* [DATA FOR PROCESSING]

┄┄┄┄┄┄

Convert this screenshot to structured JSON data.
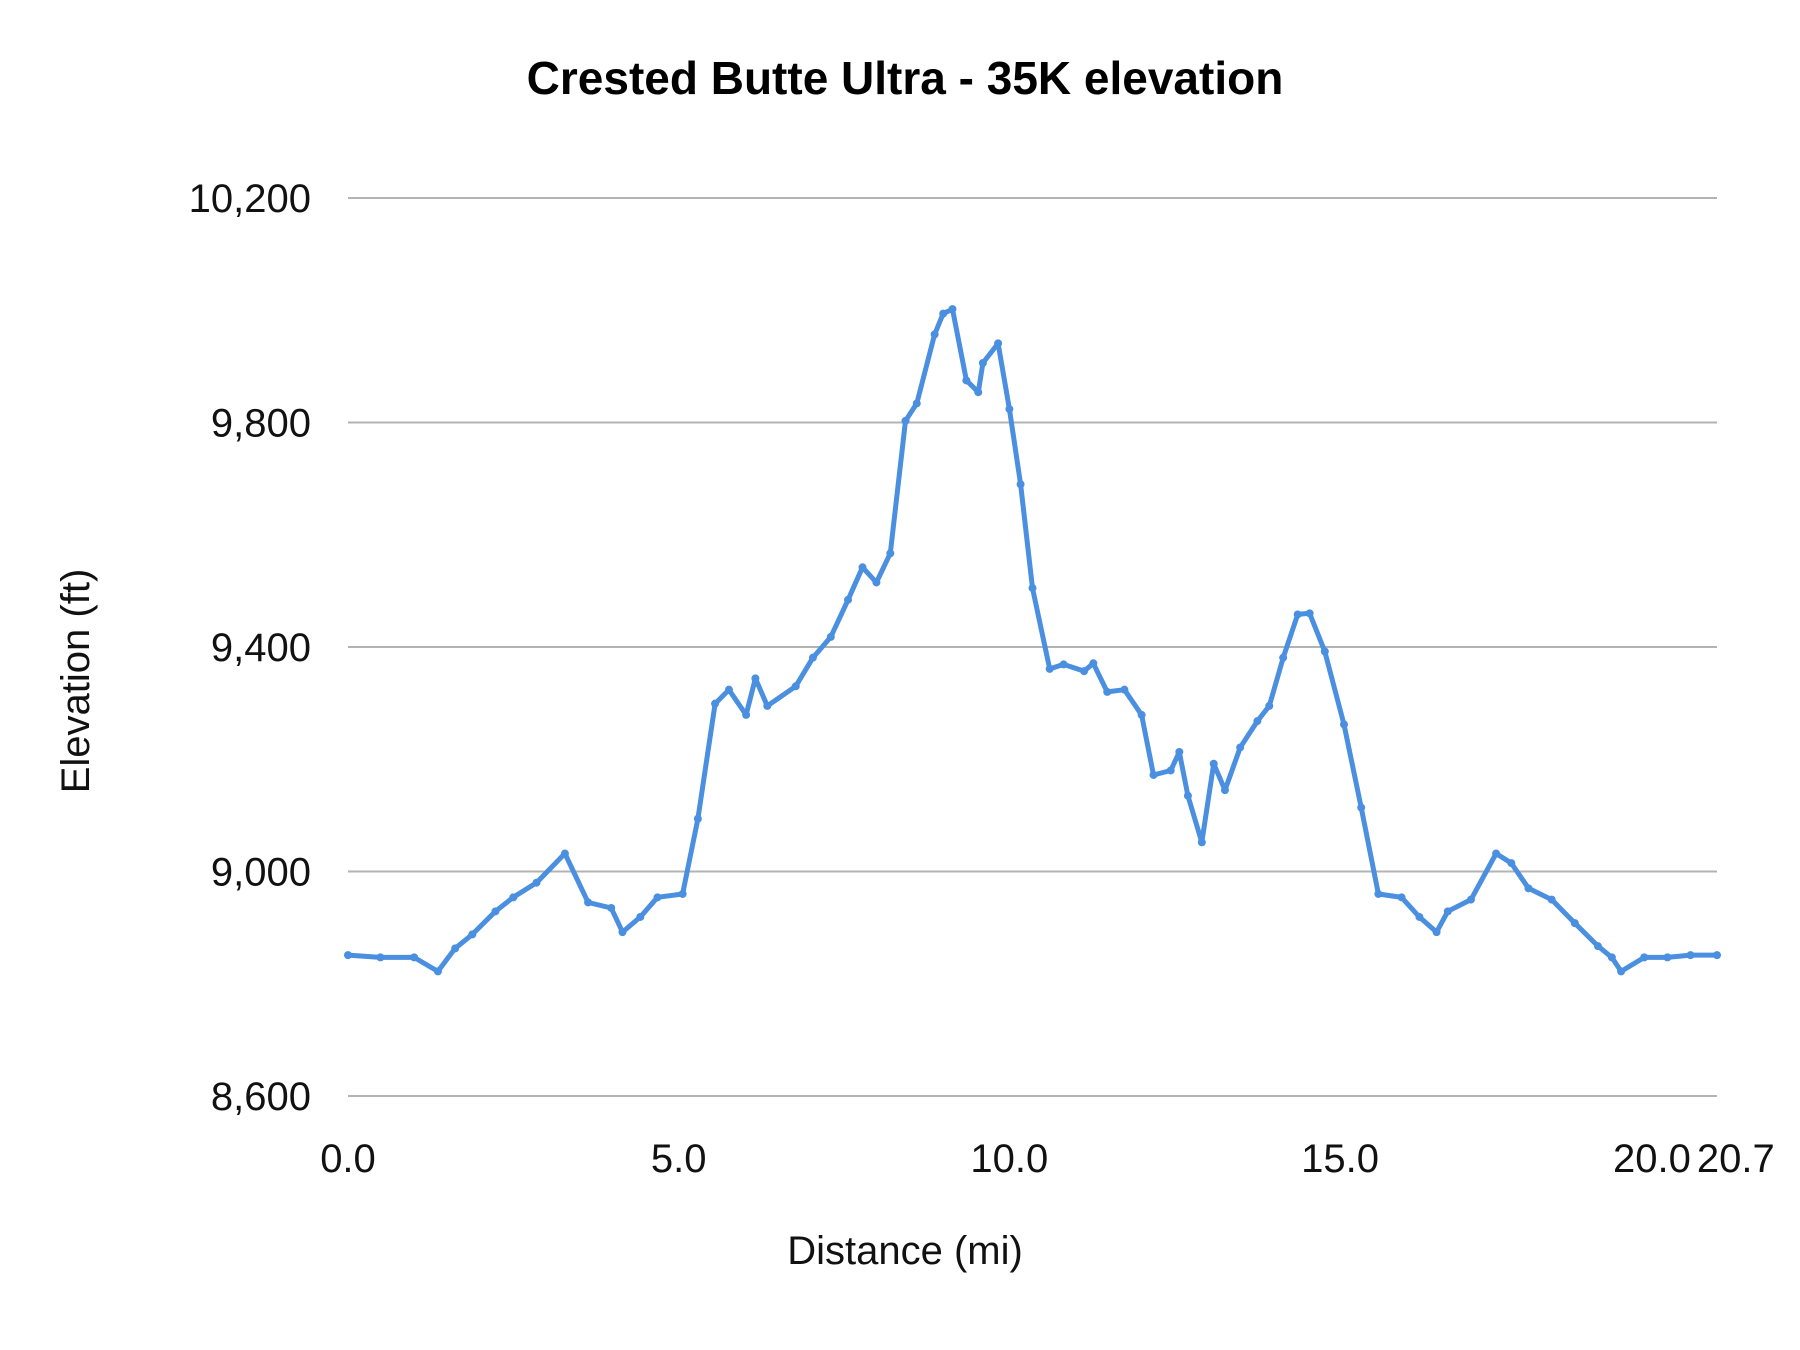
{
  "chart_data": {
    "type": "line",
    "title": "Crested Butte Ultra - 35K elevation",
    "xlabel": "Distance (mi)",
    "ylabel": "Elevation (ft)",
    "xlim": [
      0,
      20.7
    ],
    "ylim": [
      8600,
      10200
    ],
    "x_ticks": [
      "0.0",
      "5.0",
      "10.0",
      "15.0",
      "20.0",
      "20.7"
    ],
    "x_tick_values": [
      0,
      5,
      10,
      15,
      20,
      20.7
    ],
    "y_ticks": [
      "8,600",
      "9,000",
      "9,400",
      "9,800",
      "10,200"
    ],
    "y_tick_values": [
      8600,
      9000,
      9400,
      9800,
      10200
    ],
    "grid": "horizontal",
    "legend": "none",
    "color": "#4a8fe0",
    "series": [
      {
        "x": [
          0,
          0.49,
          1.0,
          1.36,
          1.62,
          1.88,
          2.23,
          2.5,
          2.85,
          3.28,
          3.63,
          3.98,
          4.15,
          4.42,
          4.68,
          5.06,
          5.29,
          5.55,
          5.76,
          6.02,
          6.16,
          6.34,
          6.77,
          7.03,
          7.3,
          7.56,
          7.78,
          7.99,
          8.2,
          8.43,
          8.6,
          8.87,
          9.0,
          9.14,
          9.35,
          9.53,
          9.6,
          9.83,
          10.0,
          10.17,
          10.35,
          10.61,
          10.82,
          11.13,
          11.27,
          11.48,
          11.74,
          12.0,
          12.18,
          12.44,
          12.57,
          12.7,
          12.91,
          13.09,
          13.26,
          13.49,
          13.75,
          13.93,
          14.14,
          14.36,
          14.54,
          14.77,
          15.06,
          15.32,
          15.58,
          15.93,
          16.2,
          16.46,
          16.63,
          16.98,
          17.36,
          17.59,
          17.85,
          18.2,
          18.55,
          18.9,
          19.11,
          19.25,
          19.6,
          19.95,
          20.3,
          20.7
        ],
        "y": [
          8851,
          8847,
          8847,
          8822,
          8863,
          8888,
          8929,
          8954,
          8980,
          9032,
          8945,
          8935,
          8892,
          8919,
          8954,
          8960,
          9094,
          9299,
          9324,
          9279,
          9344,
          9295,
          9330,
          9381,
          9418,
          9484,
          9542,
          9515,
          9567,
          9803,
          9834,
          9957,
          9994,
          10002,
          9875,
          9854,
          9906,
          9941,
          9824,
          9690,
          9505,
          9361,
          9369,
          9357,
          9371,
          9320,
          9324,
          9279,
          9172,
          9180,
          9213,
          9135,
          9052,
          9192,
          9145,
          9221,
          9268,
          9295,
          9381,
          9458,
          9460,
          9392,
          9262,
          9114,
          8960,
          8954,
          8919,
          8892,
          8929,
          8950,
          9032,
          9015,
          8970,
          8950,
          8908,
          8867,
          8847,
          8822,
          8847,
          8847,
          8851,
          8851
        ]
      }
    ]
  }
}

┄┄┄┄┄┄

* [EXERCISE INSTRUCTIONS]
Pictures in the records must not appear in the copy; transcribe everything else precisely.

* [RIGHT ANSWER]
Convert this screenshot to structured JSON data.
{
  "chart_data": {
    "type": "line",
    "title": "Crested Butte Ultra - 35K elevation",
    "xlabel": "Distance (mi)",
    "ylabel": "Elevation (ft)",
    "xlim": [
      0,
      20.7
    ],
    "ylim": [
      8600,
      10200
    ],
    "x_ticks": [
      "0.0",
      "5.0",
      "10.0",
      "15.0",
      "20.0",
      "20.7"
    ],
    "x_tick_values": [
      0,
      5,
      10,
      15,
      20,
      20.7
    ],
    "y_ticks": [
      "8,600",
      "9,000",
      "9,400",
      "9,800",
      "10,200"
    ],
    "y_tick_values": [
      8600,
      9000,
      9400,
      9800,
      10200
    ],
    "grid": "horizontal",
    "legend": "none",
    "color": "#4a8fe0",
    "series": [
      {
        "x": [
          0,
          0.49,
          1.0,
          1.36,
          1.62,
          1.88,
          2.23,
          2.5,
          2.85,
          3.28,
          3.63,
          3.98,
          4.15,
          4.42,
          4.68,
          5.06,
          5.29,
          5.55,
          5.76,
          6.02,
          6.16,
          6.34,
          6.77,
          7.03,
          7.3,
          7.56,
          7.78,
          7.99,
          8.2,
          8.43,
          8.6,
          8.87,
          9.0,
          9.14,
          9.35,
          9.53,
          9.6,
          9.83,
          10.0,
          10.17,
          10.35,
          10.61,
          10.82,
          11.13,
          11.27,
          11.48,
          11.74,
          12.0,
          12.18,
          12.44,
          12.57,
          12.7,
          12.91,
          13.09,
          13.26,
          13.49,
          13.75,
          13.93,
          14.14,
          14.36,
          14.54,
          14.77,
          15.06,
          15.32,
          15.58,
          15.93,
          16.2,
          16.46,
          16.63,
          16.98,
          17.36,
          17.59,
          17.85,
          18.2,
          18.55,
          18.9,
          19.11,
          19.25,
          19.6,
          19.95,
          20.3,
          20.7
        ],
        "y": [
          8851,
          8847,
          8847,
          8822,
          8863,
          8888,
          8929,
          8954,
          8980,
          9032,
          8945,
          8935,
          8892,
          8919,
          8954,
          8960,
          9094,
          9299,
          9324,
          9279,
          9344,
          9295,
          9330,
          9381,
          9418,
          9484,
          9542,
          9515,
          9567,
          9803,
          9834,
          9957,
          9994,
          10002,
          9875,
          9854,
          9906,
          9941,
          9824,
          9690,
          9505,
          9361,
          9369,
          9357,
          9371,
          9320,
          9324,
          9279,
          9172,
          9180,
          9213,
          9135,
          9052,
          9192,
          9145,
          9221,
          9268,
          9295,
          9381,
          9458,
          9460,
          9392,
          9262,
          9114,
          8960,
          8954,
          8919,
          8892,
          8929,
          8950,
          9032,
          9015,
          8970,
          8950,
          8908,
          8867,
          8847,
          8822,
          8847,
          8847,
          8851,
          8851
        ]
      }
    ]
  }
}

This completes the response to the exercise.